**STATED PROBLEM**
Return the number of lines that include the string "umownych", without any other text.

----

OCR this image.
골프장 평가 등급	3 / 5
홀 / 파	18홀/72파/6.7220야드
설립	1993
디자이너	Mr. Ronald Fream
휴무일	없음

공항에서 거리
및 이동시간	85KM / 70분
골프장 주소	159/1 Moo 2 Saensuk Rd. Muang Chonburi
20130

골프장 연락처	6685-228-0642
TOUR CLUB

----

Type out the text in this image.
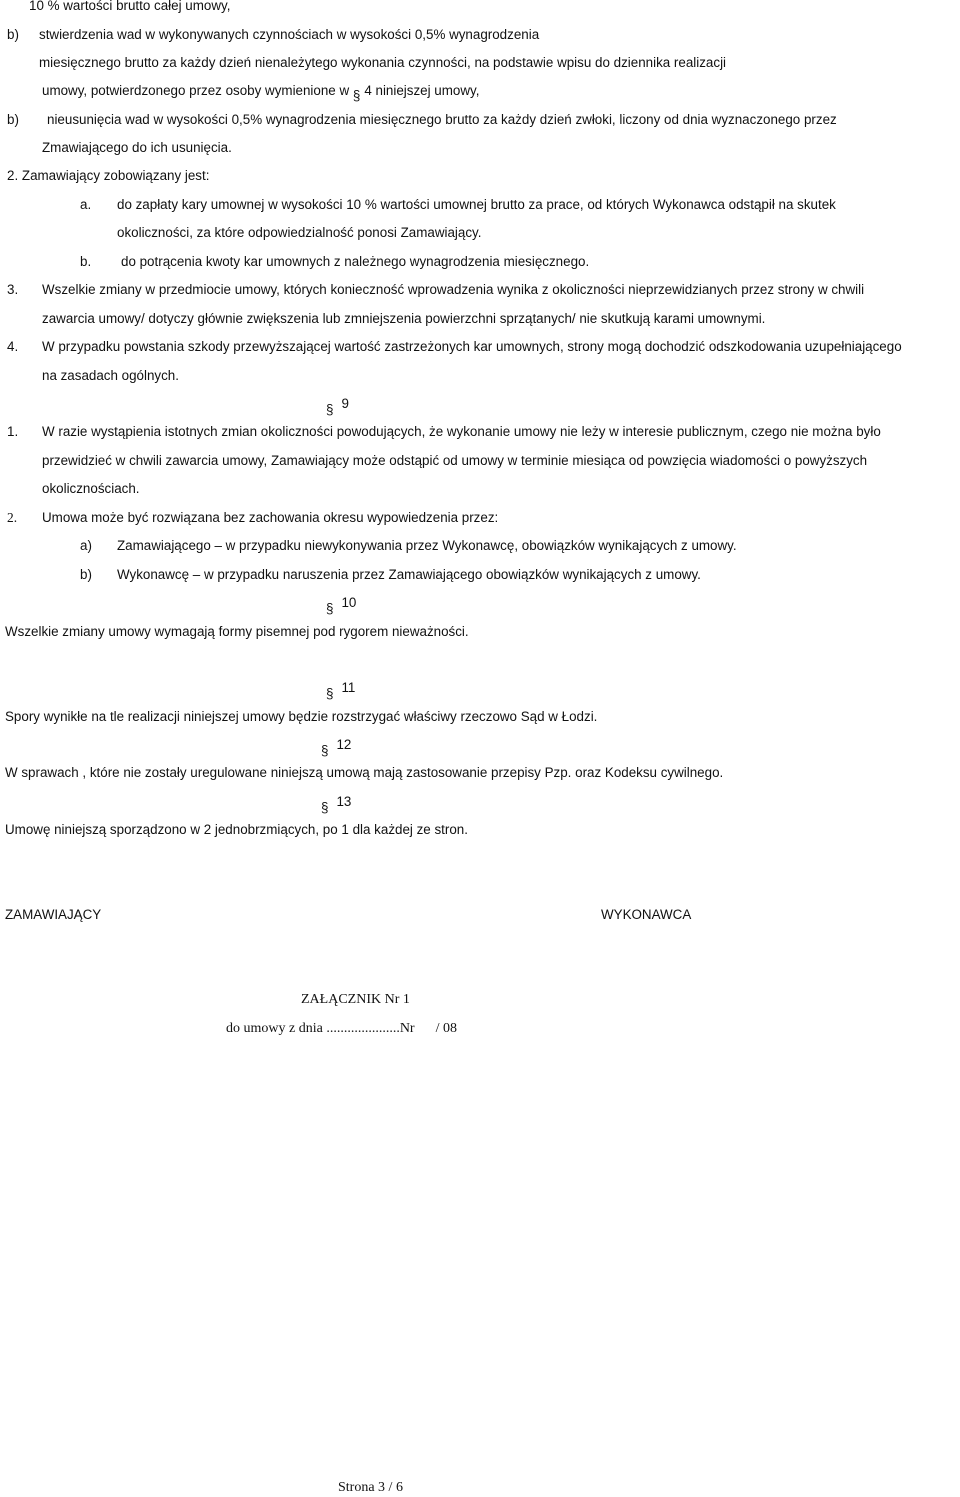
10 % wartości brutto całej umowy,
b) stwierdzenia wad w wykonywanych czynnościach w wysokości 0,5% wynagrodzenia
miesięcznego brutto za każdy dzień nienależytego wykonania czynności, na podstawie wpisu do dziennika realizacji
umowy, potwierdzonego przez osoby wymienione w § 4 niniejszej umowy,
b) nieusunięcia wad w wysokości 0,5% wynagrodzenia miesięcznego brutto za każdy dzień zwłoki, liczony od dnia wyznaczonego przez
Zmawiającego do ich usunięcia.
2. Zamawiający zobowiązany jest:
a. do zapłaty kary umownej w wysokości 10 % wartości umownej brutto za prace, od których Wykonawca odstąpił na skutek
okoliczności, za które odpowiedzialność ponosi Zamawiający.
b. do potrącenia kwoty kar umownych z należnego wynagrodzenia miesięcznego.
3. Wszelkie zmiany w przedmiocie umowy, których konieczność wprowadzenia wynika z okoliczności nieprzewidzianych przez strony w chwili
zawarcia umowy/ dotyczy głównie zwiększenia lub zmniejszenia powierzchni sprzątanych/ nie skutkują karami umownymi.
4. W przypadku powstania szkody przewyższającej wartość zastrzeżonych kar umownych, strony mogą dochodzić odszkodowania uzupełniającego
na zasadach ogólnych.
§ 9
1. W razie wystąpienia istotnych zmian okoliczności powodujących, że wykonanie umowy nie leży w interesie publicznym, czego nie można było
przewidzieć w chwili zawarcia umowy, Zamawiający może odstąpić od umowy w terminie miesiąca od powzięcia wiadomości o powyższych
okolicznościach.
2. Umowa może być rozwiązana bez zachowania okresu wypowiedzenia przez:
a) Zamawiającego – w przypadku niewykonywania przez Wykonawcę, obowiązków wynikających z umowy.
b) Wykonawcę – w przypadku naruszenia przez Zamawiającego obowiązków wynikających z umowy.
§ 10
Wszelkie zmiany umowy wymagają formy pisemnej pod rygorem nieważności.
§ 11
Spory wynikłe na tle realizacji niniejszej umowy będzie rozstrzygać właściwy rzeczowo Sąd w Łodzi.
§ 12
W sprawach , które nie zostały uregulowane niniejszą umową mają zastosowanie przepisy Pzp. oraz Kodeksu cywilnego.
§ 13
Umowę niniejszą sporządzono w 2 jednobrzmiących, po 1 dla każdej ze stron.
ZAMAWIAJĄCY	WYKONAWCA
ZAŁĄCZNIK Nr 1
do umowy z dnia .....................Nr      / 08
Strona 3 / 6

----

**TASK RESULT**
2